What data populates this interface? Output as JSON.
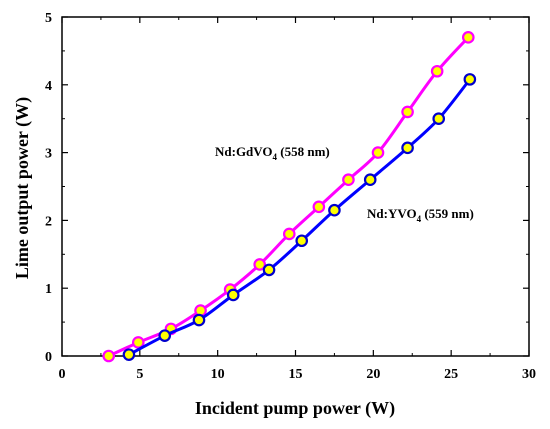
{
  "chart_data": {
    "type": "scatter",
    "xlabel": "Incident pump power (W)",
    "ylabel": "Lime output power (W)",
    "xlim": [
      0,
      30
    ],
    "ylim": [
      0,
      5
    ],
    "x_ticks": [
      "0",
      "5",
      "10",
      "15",
      "20",
      "25",
      "30"
    ],
    "y_ticks": [
      "0",
      "1",
      "2",
      "3",
      "4",
      "5"
    ],
    "grid": false,
    "series": [
      {
        "name": "Nd:GdVO4 (558 nm)",
        "label_main": "Nd:GdVO",
        "label_sub": "4",
        "label_tail": " (558 nm)",
        "line_color": "#ff00ff",
        "marker_fill": "#ffff00",
        "marker_edge": "#ff00ff",
        "x": [
          3.0,
          4.9,
          7.0,
          8.9,
          10.8,
          12.7,
          14.6,
          16.5,
          18.4,
          20.3,
          22.2,
          24.1,
          26.1
        ],
        "y": [
          0.0,
          0.2,
          0.4,
          0.67,
          0.98,
          1.35,
          1.8,
          2.2,
          2.6,
          3.0,
          3.6,
          4.2,
          4.7
        ]
      },
      {
        "name": "Nd:YVO4 (559 nm)",
        "label_main": "Nd:YVO",
        "label_sub": "4",
        "label_tail": " (559 nm)",
        "line_color": "#0000ff",
        "marker_fill": "#ffff00",
        "marker_edge": "#0000cc",
        "x": [
          4.3,
          6.6,
          8.8,
          11.0,
          13.3,
          15.4,
          17.5,
          19.8,
          22.2,
          24.2,
          26.2
        ],
        "y": [
          0.02,
          0.3,
          0.53,
          0.9,
          1.27,
          1.7,
          2.15,
          2.6,
          3.07,
          3.5,
          4.08
        ]
      }
    ]
  }
}
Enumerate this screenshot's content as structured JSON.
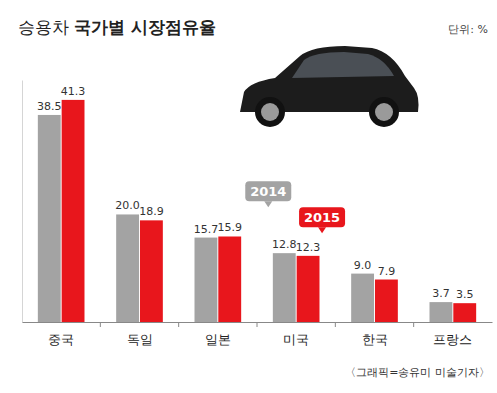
{
  "chart_data": {
    "type": "bar",
    "title": "승용차 국가별 시장점유율",
    "unit": "단위: %",
    "source": "〈그래픽=송유미 미술기자〉",
    "categories": [
      "중국",
      "독일",
      "일본",
      "미국",
      "한국",
      "프랑스"
    ],
    "series": [
      {
        "name": "2014",
        "color": "#a3a3a3",
        "values": [
          38.5,
          20,
          15.7,
          12.8,
          9,
          3.7
        ],
        "value_labels": [
          "38.5",
          "20.0",
          "15.7",
          "12.8",
          "9.0",
          "3.7"
        ]
      },
      {
        "name": "2015",
        "color": "#e8161c",
        "values": [
          41.3,
          18.9,
          15.9,
          12.3,
          7.9,
          3.5
        ],
        "value_labels": [
          "41.3",
          "18.9",
          "15.9",
          "12.3",
          "7.9",
          "3.5"
        ]
      }
    ],
    "ylim": [
      0,
      45
    ],
    "data_labels": true,
    "tick_labels": "x"
  }
}
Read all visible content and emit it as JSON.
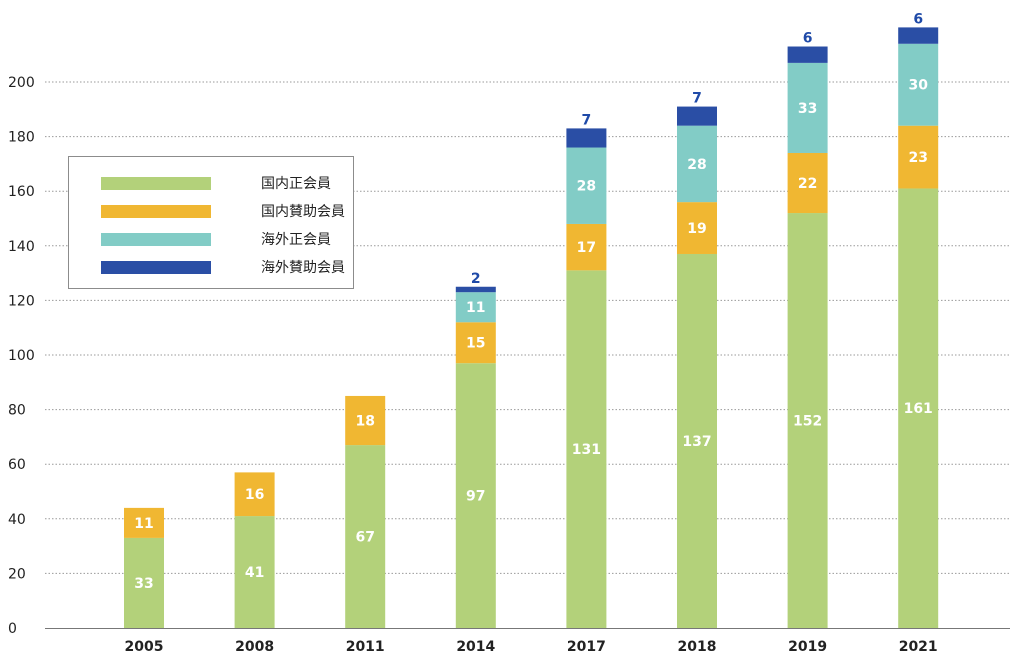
{
  "chart_data": {
    "type": "bar",
    "stacked": true,
    "title": "",
    "xlabel": "",
    "ylabel": "",
    "categories": [
      "2005",
      "2008",
      "2011",
      "2014",
      "2017",
      "2018",
      "2019",
      "2021"
    ],
    "series": [
      {
        "name": "国内正会員",
        "color": "#b3d17a",
        "values": [
          33,
          41,
          67,
          97,
          131,
          137,
          152,
          161
        ]
      },
      {
        "name": "国内賛助会員",
        "color": "#f0b732",
        "values": [
          11,
          16,
          18,
          15,
          17,
          19,
          22,
          23
        ]
      },
      {
        "name": "海外正会員",
        "color": "#82ccc6",
        "values": [
          0,
          0,
          0,
          11,
          28,
          28,
          33,
          30
        ]
      },
      {
        "name": "海外賛助会員",
        "color": "#2a4ea5",
        "values": [
          0,
          0,
          0,
          2,
          7,
          7,
          6,
          6
        ]
      }
    ],
    "ylim": [
      0,
      220
    ],
    "yticks": [
      0,
      20,
      40,
      60,
      80,
      100,
      120,
      140,
      160,
      180,
      200
    ],
    "grid": true,
    "legend": "top-left"
  }
}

════

● EXERCISE DESCRIPTION
Collect each line containing the string "xlabel".

● TASK RESPONSE
    "xlabel": "Incident pump power (W)",
    "xlabel": "",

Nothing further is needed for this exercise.